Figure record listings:

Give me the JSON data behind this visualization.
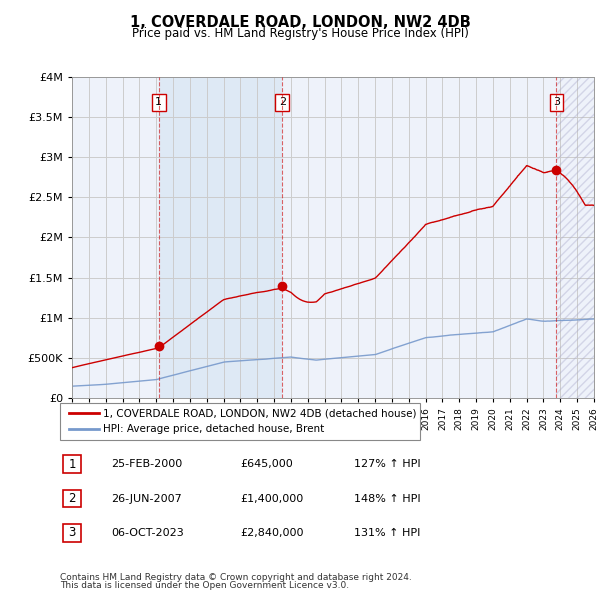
{
  "title": "1, COVERDALE ROAD, LONDON, NW2 4DB",
  "subtitle": "Price paid vs. HM Land Registry's House Price Index (HPI)",
  "legend_line1": "1, COVERDALE ROAD, LONDON, NW2 4DB (detached house)",
  "legend_line2": "HPI: Average price, detached house, Brent",
  "footnote1": "Contains HM Land Registry data © Crown copyright and database right 2024.",
  "footnote2": "This data is licensed under the Open Government Licence v3.0.",
  "sales": [
    {
      "num": 1,
      "date": "25-FEB-2000",
      "price": "£645,000",
      "hpi": "127% ↑ HPI",
      "year": 2000.15,
      "value": 645000
    },
    {
      "num": 2,
      "date": "26-JUN-2007",
      "price": "£1,400,000",
      "hpi": "148% ↑ HPI",
      "year": 2007.49,
      "value": 1400000
    },
    {
      "num": 3,
      "date": "06-OCT-2023",
      "price": "£2,840,000",
      "hpi": "131% ↑ HPI",
      "year": 2023.77,
      "value": 2840000
    }
  ],
  "red_color": "#cc0000",
  "blue_color": "#7799cc",
  "shade_color": "#dde8f5",
  "grid_color": "#cccccc",
  "bg_color": "#ffffff",
  "plot_bg": "#eef2fa",
  "ylim": [
    0,
    4000000
  ],
  "xlim": [
    1995,
    2026
  ],
  "yticks": [
    0,
    500000,
    1000000,
    1500000,
    2000000,
    2500000,
    3000000,
    3500000,
    4000000
  ]
}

• _DIRECTIONS_: Your job is to transcribe the entries above exactly; skip the pictures.

• _FINAL RESULT_:
Give me the JSON data behind this visualization.
{
  "title": "1, COVERDALE ROAD, LONDON, NW2 4DB",
  "subtitle": "Price paid vs. HM Land Registry's House Price Index (HPI)",
  "legend_line1": "1, COVERDALE ROAD, LONDON, NW2 4DB (detached house)",
  "legend_line2": "HPI: Average price, detached house, Brent",
  "footnote1": "Contains HM Land Registry data © Crown copyright and database right 2024.",
  "footnote2": "This data is licensed under the Open Government Licence v3.0.",
  "sales": [
    {
      "num": 1,
      "date": "25-FEB-2000",
      "price": "£645,000",
      "hpi": "127% ↑ HPI",
      "year": 2000.15,
      "value": 645000
    },
    {
      "num": 2,
      "date": "26-JUN-2007",
      "price": "£1,400,000",
      "hpi": "148% ↑ HPI",
      "year": 2007.49,
      "value": 1400000
    },
    {
      "num": 3,
      "date": "06-OCT-2023",
      "price": "£2,840,000",
      "hpi": "131% ↑ HPI",
      "year": 2023.77,
      "value": 2840000
    }
  ],
  "red_color": "#cc0000",
  "blue_color": "#7799cc",
  "shade_color": "#dde8f5",
  "grid_color": "#cccccc",
  "bg_color": "#ffffff",
  "plot_bg": "#eef2fa",
  "ylim": [
    0,
    4000000
  ],
  "xlim": [
    1995,
    2026
  ],
  "yticks": [
    0,
    500000,
    1000000,
    1500000,
    2000000,
    2500000,
    3000000,
    3500000,
    4000000
  ]
}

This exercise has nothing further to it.